Task objective:
Copy out every line of the data exactly.

******

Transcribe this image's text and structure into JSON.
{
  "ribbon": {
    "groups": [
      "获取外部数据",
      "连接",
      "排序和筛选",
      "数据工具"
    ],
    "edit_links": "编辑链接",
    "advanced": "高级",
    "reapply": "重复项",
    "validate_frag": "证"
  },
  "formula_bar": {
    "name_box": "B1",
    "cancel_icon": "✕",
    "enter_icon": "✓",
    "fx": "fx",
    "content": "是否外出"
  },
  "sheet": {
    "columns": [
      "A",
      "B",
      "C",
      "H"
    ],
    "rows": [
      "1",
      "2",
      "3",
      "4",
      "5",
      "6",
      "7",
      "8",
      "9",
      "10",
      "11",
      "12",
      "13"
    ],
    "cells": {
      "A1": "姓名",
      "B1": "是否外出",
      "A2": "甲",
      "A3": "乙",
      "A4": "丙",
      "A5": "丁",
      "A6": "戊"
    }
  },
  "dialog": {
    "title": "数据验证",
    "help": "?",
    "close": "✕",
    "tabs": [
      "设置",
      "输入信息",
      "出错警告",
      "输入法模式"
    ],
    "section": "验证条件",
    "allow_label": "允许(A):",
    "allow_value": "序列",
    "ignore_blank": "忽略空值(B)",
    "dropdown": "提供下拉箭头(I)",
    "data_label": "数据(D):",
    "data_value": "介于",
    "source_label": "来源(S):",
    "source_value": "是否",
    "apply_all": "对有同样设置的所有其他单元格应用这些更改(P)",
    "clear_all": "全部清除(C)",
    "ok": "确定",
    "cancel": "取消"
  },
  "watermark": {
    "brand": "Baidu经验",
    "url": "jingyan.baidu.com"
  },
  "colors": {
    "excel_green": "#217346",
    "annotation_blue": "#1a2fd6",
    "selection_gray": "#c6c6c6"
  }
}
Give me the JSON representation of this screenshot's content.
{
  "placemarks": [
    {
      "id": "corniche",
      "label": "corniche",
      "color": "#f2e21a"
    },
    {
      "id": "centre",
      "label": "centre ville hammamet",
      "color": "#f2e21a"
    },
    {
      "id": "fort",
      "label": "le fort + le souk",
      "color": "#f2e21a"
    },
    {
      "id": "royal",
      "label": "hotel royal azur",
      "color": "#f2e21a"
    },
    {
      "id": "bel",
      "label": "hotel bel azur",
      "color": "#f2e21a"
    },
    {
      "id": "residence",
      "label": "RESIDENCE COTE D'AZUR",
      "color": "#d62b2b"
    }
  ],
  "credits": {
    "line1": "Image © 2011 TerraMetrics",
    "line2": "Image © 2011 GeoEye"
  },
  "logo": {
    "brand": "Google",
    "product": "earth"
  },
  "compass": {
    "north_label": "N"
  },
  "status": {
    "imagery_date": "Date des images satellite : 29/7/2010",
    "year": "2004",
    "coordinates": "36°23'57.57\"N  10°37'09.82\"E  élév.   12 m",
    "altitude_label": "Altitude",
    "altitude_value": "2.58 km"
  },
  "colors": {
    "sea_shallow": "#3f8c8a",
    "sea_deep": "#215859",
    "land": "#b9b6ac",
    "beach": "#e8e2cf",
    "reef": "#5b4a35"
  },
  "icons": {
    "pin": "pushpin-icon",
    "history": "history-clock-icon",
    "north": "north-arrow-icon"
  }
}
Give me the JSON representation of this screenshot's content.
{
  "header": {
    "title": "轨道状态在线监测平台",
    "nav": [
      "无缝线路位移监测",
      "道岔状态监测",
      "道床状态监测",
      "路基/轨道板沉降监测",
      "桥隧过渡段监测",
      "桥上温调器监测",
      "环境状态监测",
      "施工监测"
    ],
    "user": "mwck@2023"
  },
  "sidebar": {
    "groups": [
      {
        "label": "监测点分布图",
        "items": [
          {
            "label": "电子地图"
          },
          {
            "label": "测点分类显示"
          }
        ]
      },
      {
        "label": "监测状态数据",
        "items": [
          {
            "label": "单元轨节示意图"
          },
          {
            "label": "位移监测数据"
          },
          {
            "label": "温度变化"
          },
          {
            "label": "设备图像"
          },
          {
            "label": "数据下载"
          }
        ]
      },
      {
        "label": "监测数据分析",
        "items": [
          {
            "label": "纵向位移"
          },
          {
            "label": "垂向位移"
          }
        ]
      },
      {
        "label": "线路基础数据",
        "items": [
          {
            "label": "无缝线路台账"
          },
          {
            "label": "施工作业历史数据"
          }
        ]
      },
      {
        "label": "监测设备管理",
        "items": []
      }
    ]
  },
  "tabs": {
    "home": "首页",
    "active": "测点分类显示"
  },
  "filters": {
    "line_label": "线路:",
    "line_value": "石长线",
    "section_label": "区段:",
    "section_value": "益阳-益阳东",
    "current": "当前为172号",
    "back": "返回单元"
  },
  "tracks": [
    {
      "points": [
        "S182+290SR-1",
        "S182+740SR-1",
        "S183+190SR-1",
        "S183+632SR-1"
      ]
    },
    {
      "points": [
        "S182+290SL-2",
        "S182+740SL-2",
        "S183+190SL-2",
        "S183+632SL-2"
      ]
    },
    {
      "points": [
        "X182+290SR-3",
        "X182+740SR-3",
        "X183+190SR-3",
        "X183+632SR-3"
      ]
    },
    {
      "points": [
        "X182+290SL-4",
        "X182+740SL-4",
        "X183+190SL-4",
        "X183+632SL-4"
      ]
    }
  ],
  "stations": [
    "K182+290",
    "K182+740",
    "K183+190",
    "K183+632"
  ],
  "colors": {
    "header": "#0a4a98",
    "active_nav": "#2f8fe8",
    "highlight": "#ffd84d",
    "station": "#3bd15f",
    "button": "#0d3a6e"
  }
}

******

Written response:
Transcribe this image's text and structure into JSON.
{
  "ribbon": {
    "groups": [
      "获取外部数据",
      "连接",
      "排序和筛选",
      "数据工具"
    ],
    "edit_links": "编辑链接",
    "advanced": "高级",
    "reapply": "重复项",
    "validate_frag": "证"
  },
  "formula_bar": {
    "name_box": "B1",
    "cancel_icon": "✕",
    "enter_icon": "✓",
    "fx": "fx",
    "content": "是否外出"
  },
  "sheet": {
    "columns": [
      "A",
      "B",
      "C",
      "H"
    ],
    "rows": [
      "1",
      "2",
      "3",
      "4",
      "5",
      "6",
      "7",
      "8",
      "9",
      "10",
      "11",
      "12",
      "13"
    ],
    "cells": {
      "A1": "姓名",
      "B1": "是否外出",
      "A2": "甲",
      "A3": "乙",
      "A4": "丙",
      "A5": "丁",
      "A6": "戊"
    }
  },
  "dialog": {
    "title": "数据验证",
    "help": "?",
    "close": "✕",
    "tabs": [
      "设置",
      "输入信息",
      "出错警告",
      "输入法模式"
    ],
    "section": "验证条件",
    "allow_label": "允许(A):",
    "allow_value": "序列",
    "ignore_blank": "忽略空值(B)",
    "dropdown": "提供下拉箭头(I)",
    "data_label": "数据(D):",
    "data_value": "介于",
    "source_label": "来源(S):",
    "source_value": "是否",
    "apply_all": "对有同样设置的所有其他单元格应用这些更改(P)",
    "clear_all": "全部清除(C)",
    "ok": "确定",
    "cancel": "取消"
  },
  "watermark": {
    "brand": "Baidu经验",
    "url": "jingyan.baidu.com"
  },
  "colors": {
    "excel_green": "#217346",
    "annotation_blue": "#1a2fd6",
    "selection_gray": "#c6c6c6"
  }
}
Give me the JSON representation of this screenshot's content.
{
  "placemarks": [
    {
      "id": "corniche",
      "label": "corniche",
      "color": "#f2e21a"
    },
    {
      "id": "centre",
      "label": "centre ville hammamet",
      "color": "#f2e21a"
    },
    {
      "id": "fort",
      "label": "le fort + le souk",
      "color": "#f2e21a"
    },
    {
      "id": "royal",
      "label": "hotel royal azur",
      "color": "#f2e21a"
    },
    {
      "id": "bel",
      "label": "hotel bel azur",
      "color": "#f2e21a"
    },
    {
      "id": "residence",
      "label": "RESIDENCE COTE D'AZUR",
      "color": "#d62b2b"
    }
  ],
  "credits": {
    "line1": "Image © 2011 TerraMetrics",
    "line2": "Image © 2011 GeoEye"
  },
  "logo": {
    "brand": "Google",
    "product": "earth"
  },
  "compass": {
    "north_label": "N"
  },
  "status": {
    "imagery_date": "Date des images satellite : 29/7/2010",
    "year": "2004",
    "coordinates": "36°23'57.57\"N  10°37'09.82\"E  élév.   12 m",
    "altitude_label": "Altitude",
    "altitude_value": "2.58 km"
  },
  "colors": {
    "sea_shallow": "#3f8c8a",
    "sea_deep": "#215859",
    "land": "#b9b6ac",
    "beach": "#e8e2cf",
    "reef": "#5b4a35"
  },
  "icons": {
    "pin": "pushpin-icon",
    "history": "history-clock-icon",
    "north": "north-arrow-icon"
  }
}
Give me the JSON representation of this screenshot's content.
{
  "header": {
    "title": "轨道状态在线监测平台",
    "nav": [
      "无缝线路位移监测",
      "道岔状态监测",
      "道床状态监测",
      "路基/轨道板沉降监测",
      "桥隧过渡段监测",
      "桥上温调器监测",
      "环境状态监测",
      "施工监测"
    ],
    "user": "mwck@2023"
  },
  "sidebar": {
    "groups": [
      {
        "label": "监测点分布图",
        "items": [
          {
            "label": "电子地图"
          },
          {
            "label": "测点分类显示"
          }
        ]
      },
      {
        "label": "监测状态数据",
        "items": [
          {
            "label": "单元轨节示意图"
          },
          {
            "label": "位移监测数据"
          },
          {
            "label": "温度变化"
          },
          {
            "label": "设备图像"
          },
          {
            "label": "数据下载"
          }
        ]
      },
      {
        "label": "监测数据分析",
        "items": [
          {
            "label": "纵向位移"
          },
          {
            "label": "垂向位移"
          }
        ]
      },
      {
        "label": "线路基础数据",
        "items": [
          {
            "label": "无缝线路台账"
          },
          {
            "label": "施工作业历史数据"
          }
        ]
      },
      {
        "label": "监测设备管理",
        "items": []
      }
    ]
  },
  "tabs": {
    "home": "首页",
    "active": "测点分类显示"
  },
  "filters": {
    "line_label": "线路:",
    "line_value": "石长线",
    "section_label": "区段:",
    "section_value": "益阳-益阳东",
    "current": "当前为172号",
    "back": "返回单元"
  },
  "tracks": [
    {
      "points": [
        "S182+290SR-1",
        "S182+740SR-1",
        "S183+190SR-1",
        "S183+632SR-1"
      ]
    },
    {
      "points": [
        "S182+290SL-2",
        "S182+740SL-2",
        "S183+190SL-2",
        "S183+632SL-2"
      ]
    },
    {
      "points": [
        "X182+290SR-3",
        "X182+740SR-3",
        "X183+190SR-3",
        "X183+632SR-3"
      ]
    },
    {
      "points": [
        "X182+290SL-4",
        "X182+740SL-4",
        "X183+190SL-4",
        "X183+632SL-4"
      ]
    }
  ],
  "stations": [
    "K182+290",
    "K182+740",
    "K183+190",
    "K183+632"
  ],
  "colors": {
    "header": "#0a4a98",
    "active_nav": "#2f8fe8",
    "highlight": "#ffd84d",
    "station": "#3bd15f",
    "button": "#0d3a6e"
  }
}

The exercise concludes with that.